**WHAT IS NEEDED:** Copy the entries below exactly. Images do not belong in the copy.

**SUPPLIED RECORDS:**
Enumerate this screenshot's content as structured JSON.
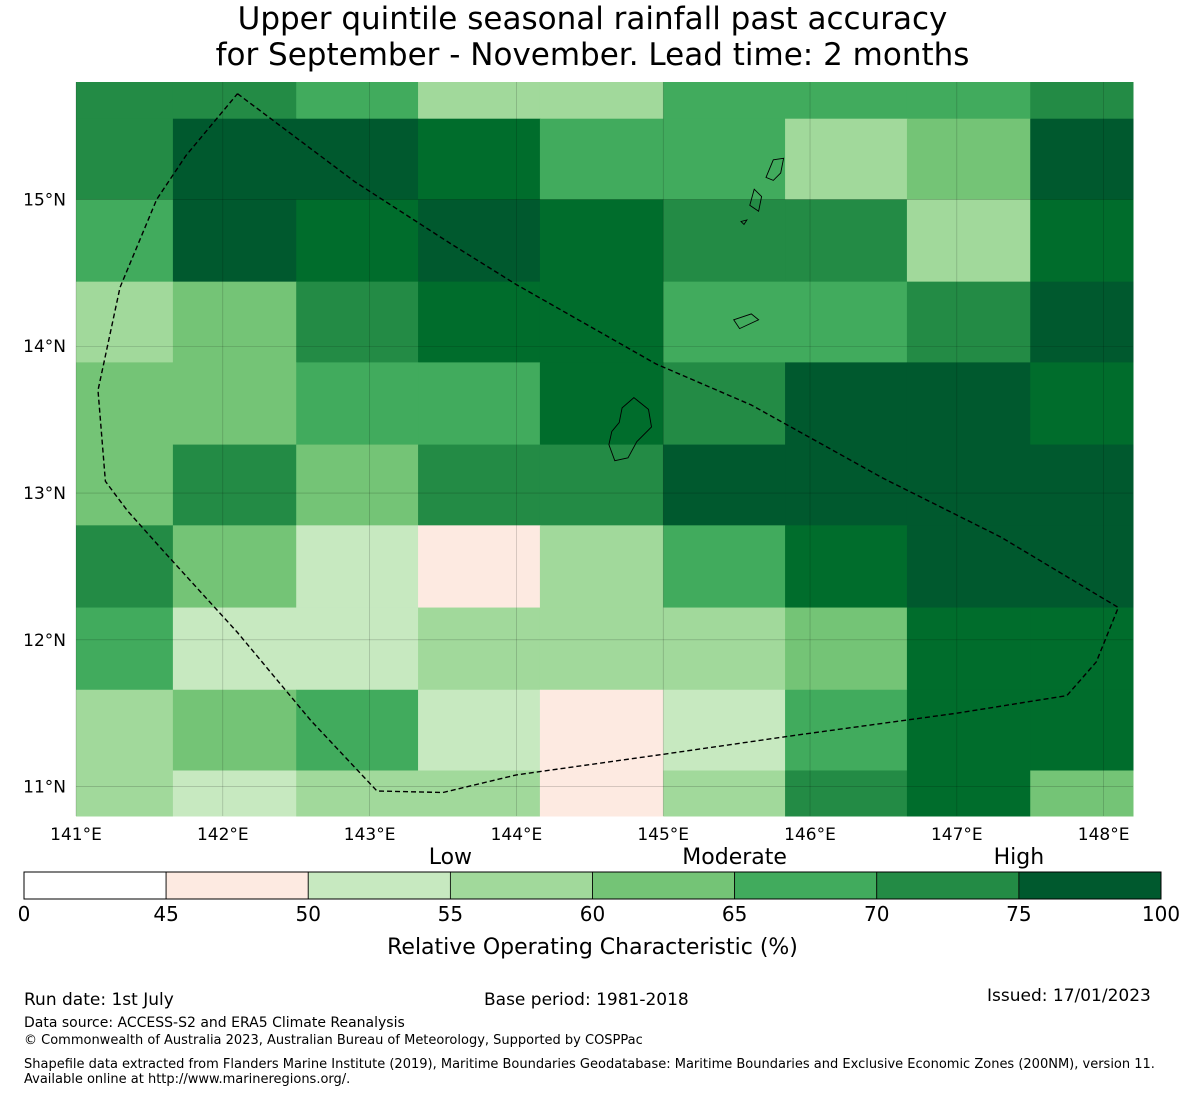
{
  "title": {
    "line1": "Upper quintile seasonal rainfall past accuracy",
    "line2": "for September - November. Lead time: 2 months"
  },
  "map": {
    "lon_range": [
      141.0,
      148.2
    ],
    "lat_range": [
      10.8,
      15.8
    ],
    "x_ticks": [
      {
        "value": 141,
        "label": "141°E"
      },
      {
        "value": 142,
        "label": "142°E"
      },
      {
        "value": 143,
        "label": "143°E"
      },
      {
        "value": 144,
        "label": "144°E"
      },
      {
        "value": 145,
        "label": "145°E"
      },
      {
        "value": 146,
        "label": "146°E"
      },
      {
        "value": 147,
        "label": "147°E"
      },
      {
        "value": 148,
        "label": "148°E"
      }
    ],
    "y_ticks": [
      {
        "value": 15,
        "label": "15°N"
      },
      {
        "value": 14,
        "label": "14°N"
      },
      {
        "value": 13,
        "label": "13°N"
      },
      {
        "value": 12,
        "label": "12°N"
      },
      {
        "value": 11,
        "label": "11°N"
      }
    ],
    "cell_lon_edges": [
      141.0,
      141.66,
      142.5,
      143.33,
      144.16,
      145.0,
      145.83,
      146.66,
      147.5,
      148.2
    ],
    "cell_lat_edges": [
      15.8,
      15.55,
      15.0,
      14.44,
      13.89,
      13.33,
      12.78,
      12.22,
      11.66,
      11.11,
      10.8
    ],
    "class_grid": [
      [
        6,
        6,
        5,
        3,
        3,
        5,
        5,
        5,
        6
      ],
      [
        6,
        8,
        8,
        7,
        5,
        5,
        3,
        4,
        8
      ],
      [
        5,
        8,
        7,
        8,
        7,
        6,
        6,
        3,
        7
      ],
      [
        3,
        4,
        6,
        7,
        7,
        5,
        5,
        6,
        8
      ],
      [
        4,
        4,
        5,
        5,
        7,
        6,
        8,
        8,
        7
      ],
      [
        4,
        6,
        4,
        6,
        6,
        8,
        8,
        8,
        8
      ],
      [
        6,
        4,
        2,
        1,
        3,
        5,
        7,
        8,
        8
      ],
      [
        5,
        2,
        2,
        3,
        3,
        3,
        4,
        7,
        7
      ],
      [
        3,
        4,
        5,
        2,
        1,
        2,
        5,
        7,
        7
      ],
      [
        3,
        2,
        3,
        3,
        1,
        3,
        6,
        7,
        4
      ]
    ],
    "eez_boundary": [
      [
        142.1,
        15.72
      ],
      [
        142.9,
        15.12
      ],
      [
        143.55,
        14.7
      ],
      [
        144.0,
        14.42
      ],
      [
        144.95,
        13.88
      ],
      [
        145.6,
        13.6
      ],
      [
        146.5,
        13.1
      ],
      [
        147.3,
        12.7
      ],
      [
        148.1,
        12.22
      ],
      [
        147.95,
        11.85
      ],
      [
        147.75,
        11.62
      ],
      [
        147.0,
        11.5
      ],
      [
        145.9,
        11.35
      ],
      [
        145.0,
        11.22
      ],
      [
        144.0,
        11.08
      ],
      [
        143.5,
        10.96
      ],
      [
        143.05,
        10.97
      ],
      [
        142.6,
        11.45
      ],
      [
        142.1,
        12.05
      ],
      [
        141.6,
        12.6
      ],
      [
        141.35,
        12.88
      ],
      [
        141.2,
        13.08
      ],
      [
        141.15,
        13.7
      ],
      [
        141.3,
        14.4
      ],
      [
        141.55,
        15.0
      ],
      [
        141.75,
        15.3
      ],
      [
        142.1,
        15.72
      ]
    ],
    "islands": [
      [
        [
          144.8,
          13.65
        ],
        [
          144.9,
          13.57
        ],
        [
          144.92,
          13.45
        ],
        [
          144.82,
          13.35
        ],
        [
          144.76,
          13.24
        ],
        [
          144.67,
          13.22
        ],
        [
          144.63,
          13.33
        ],
        [
          144.65,
          13.42
        ],
        [
          144.7,
          13.48
        ],
        [
          144.72,
          13.58
        ],
        [
          144.8,
          13.65
        ]
      ],
      [
        [
          145.48,
          14.18
        ],
        [
          145.6,
          14.22
        ],
        [
          145.65,
          14.18
        ],
        [
          145.52,
          14.12
        ],
        [
          145.48,
          14.18
        ]
      ],
      [
        [
          145.75,
          15.27
        ],
        [
          145.82,
          15.28
        ],
        [
          145.8,
          15.18
        ],
        [
          145.75,
          15.13
        ],
        [
          145.7,
          15.15
        ],
        [
          145.75,
          15.27
        ]
      ],
      [
        [
          145.62,
          15.07
        ],
        [
          145.67,
          15.02
        ],
        [
          145.65,
          14.92
        ],
        [
          145.59,
          14.96
        ],
        [
          145.62,
          15.07
        ]
      ],
      [
        [
          145.53,
          14.85
        ],
        [
          145.57,
          14.86
        ],
        [
          145.55,
          14.83
        ],
        [
          145.53,
          14.85
        ]
      ]
    ]
  },
  "colorbar": {
    "category_labels": [
      "Low",
      "Moderate",
      "High"
    ],
    "boundaries": [
      "0",
      "45",
      "50",
      "55",
      "60",
      "65",
      "70",
      "75",
      "100"
    ],
    "colors": [
      "#ffffff",
      "#fdeae1",
      "#c7e9c0",
      "#a1d99b",
      "#74c476",
      "#41ab5d",
      "#238b45",
      "#006d2c",
      "#00592e"
    ],
    "label": "Relative Operating Characteristic (%)"
  },
  "footer": {
    "run_date": "Run date: 1st July",
    "base_period": "Base period: 1981-2018",
    "issued": "Issued: 17/01/2023",
    "data_source": "Data source: ACCESS-S2 and ERA5 Climate Reanalysis",
    "copyright": "© Commonwealth of Australia 2023, Australian Bureau of Meteorology, Supported by COSPPac",
    "shapefile_note": "Shapefile data extracted from Flanders Marine Institute (2019), Maritime Boundaries Geodatabase: Maritime Boundaries and Exclusive Economic Zones (200NM), version 11. Available online at http://www.marineregions.org/."
  }
}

**ANSWER TO THIS EXERCISE:**
Enumerate this screenshot's content as structured JSON.
{
  "title": {
    "line1": "Upper quintile seasonal rainfall past accuracy",
    "line2": "for September - November. Lead time: 2 months"
  },
  "map": {
    "lon_range": [
      141.0,
      148.2
    ],
    "lat_range": [
      10.8,
      15.8
    ],
    "x_ticks": [
      {
        "value": 141,
        "label": "141°E"
      },
      {
        "value": 142,
        "label": "142°E"
      },
      {
        "value": 143,
        "label": "143°E"
      },
      {
        "value": 144,
        "label": "144°E"
      },
      {
        "value": 145,
        "label": "145°E"
      },
      {
        "value": 146,
        "label": "146°E"
      },
      {
        "value": 147,
        "label": "147°E"
      },
      {
        "value": 148,
        "label": "148°E"
      }
    ],
    "y_ticks": [
      {
        "value": 15,
        "label": "15°N"
      },
      {
        "value": 14,
        "label": "14°N"
      },
      {
        "value": 13,
        "label": "13°N"
      },
      {
        "value": 12,
        "label": "12°N"
      },
      {
        "value": 11,
        "label": "11°N"
      }
    ],
    "cell_lon_edges": [
      141.0,
      141.66,
      142.5,
      143.33,
      144.16,
      145.0,
      145.83,
      146.66,
      147.5,
      148.2
    ],
    "cell_lat_edges": [
      15.8,
      15.55,
      15.0,
      14.44,
      13.89,
      13.33,
      12.78,
      12.22,
      11.66,
      11.11,
      10.8
    ],
    "class_grid": [
      [
        6,
        6,
        5,
        3,
        3,
        5,
        5,
        5,
        6
      ],
      [
        6,
        8,
        8,
        7,
        5,
        5,
        3,
        4,
        8
      ],
      [
        5,
        8,
        7,
        8,
        7,
        6,
        6,
        3,
        7
      ],
      [
        3,
        4,
        6,
        7,
        7,
        5,
        5,
        6,
        8
      ],
      [
        4,
        4,
        5,
        5,
        7,
        6,
        8,
        8,
        7
      ],
      [
        4,
        6,
        4,
        6,
        6,
        8,
        8,
        8,
        8
      ],
      [
        6,
        4,
        2,
        1,
        3,
        5,
        7,
        8,
        8
      ],
      [
        5,
        2,
        2,
        3,
        3,
        3,
        4,
        7,
        7
      ],
      [
        3,
        4,
        5,
        2,
        1,
        2,
        5,
        7,
        7
      ],
      [
        3,
        2,
        3,
        3,
        1,
        3,
        6,
        7,
        4
      ]
    ],
    "eez_boundary": [
      [
        142.1,
        15.72
      ],
      [
        142.9,
        15.12
      ],
      [
        143.55,
        14.7
      ],
      [
        144.0,
        14.42
      ],
      [
        144.95,
        13.88
      ],
      [
        145.6,
        13.6
      ],
      [
        146.5,
        13.1
      ],
      [
        147.3,
        12.7
      ],
      [
        148.1,
        12.22
      ],
      [
        147.95,
        11.85
      ],
      [
        147.75,
        11.62
      ],
      [
        147.0,
        11.5
      ],
      [
        145.9,
        11.35
      ],
      [
        145.0,
        11.22
      ],
      [
        144.0,
        11.08
      ],
      [
        143.5,
        10.96
      ],
      [
        143.05,
        10.97
      ],
      [
        142.6,
        11.45
      ],
      [
        142.1,
        12.05
      ],
      [
        141.6,
        12.6
      ],
      [
        141.35,
        12.88
      ],
      [
        141.2,
        13.08
      ],
      [
        141.15,
        13.7
      ],
      [
        141.3,
        14.4
      ],
      [
        141.55,
        15.0
      ],
      [
        141.75,
        15.3
      ],
      [
        142.1,
        15.72
      ]
    ],
    "islands": [
      [
        [
          144.8,
          13.65
        ],
        [
          144.9,
          13.57
        ],
        [
          144.92,
          13.45
        ],
        [
          144.82,
          13.35
        ],
        [
          144.76,
          13.24
        ],
        [
          144.67,
          13.22
        ],
        [
          144.63,
          13.33
        ],
        [
          144.65,
          13.42
        ],
        [
          144.7,
          13.48
        ],
        [
          144.72,
          13.58
        ],
        [
          144.8,
          13.65
        ]
      ],
      [
        [
          145.48,
          14.18
        ],
        [
          145.6,
          14.22
        ],
        [
          145.65,
          14.18
        ],
        [
          145.52,
          14.12
        ],
        [
          145.48,
          14.18
        ]
      ],
      [
        [
          145.75,
          15.27
        ],
        [
          145.82,
          15.28
        ],
        [
          145.8,
          15.18
        ],
        [
          145.75,
          15.13
        ],
        [
          145.7,
          15.15
        ],
        [
          145.75,
          15.27
        ]
      ],
      [
        [
          145.62,
          15.07
        ],
        [
          145.67,
          15.02
        ],
        [
          145.65,
          14.92
        ],
        [
          145.59,
          14.96
        ],
        [
          145.62,
          15.07
        ]
      ],
      [
        [
          145.53,
          14.85
        ],
        [
          145.57,
          14.86
        ],
        [
          145.55,
          14.83
        ],
        [
          145.53,
          14.85
        ]
      ]
    ]
  },
  "colorbar": {
    "category_labels": [
      "Low",
      "Moderate",
      "High"
    ],
    "boundaries": [
      "0",
      "45",
      "50",
      "55",
      "60",
      "65",
      "70",
      "75",
      "100"
    ],
    "colors": [
      "#ffffff",
      "#fdeae1",
      "#c7e9c0",
      "#a1d99b",
      "#74c476",
      "#41ab5d",
      "#238b45",
      "#006d2c",
      "#00592e"
    ],
    "label": "Relative Operating Characteristic (%)"
  },
  "footer": {
    "run_date": "Run date: 1st July",
    "base_period": "Base period: 1981-2018",
    "issued": "Issued: 17/01/2023",
    "data_source": "Data source: ACCESS-S2 and ERA5 Climate Reanalysis",
    "copyright": "© Commonwealth of Australia 2023, Australian Bureau of Meteorology, Supported by COSPPac",
    "shapefile_note": "Shapefile data extracted from Flanders Marine Institute (2019), Maritime Boundaries Geodatabase: Maritime Boundaries and Exclusive Economic Zones (200NM), version 11. Available online at http://www.marineregions.org/."
  }
}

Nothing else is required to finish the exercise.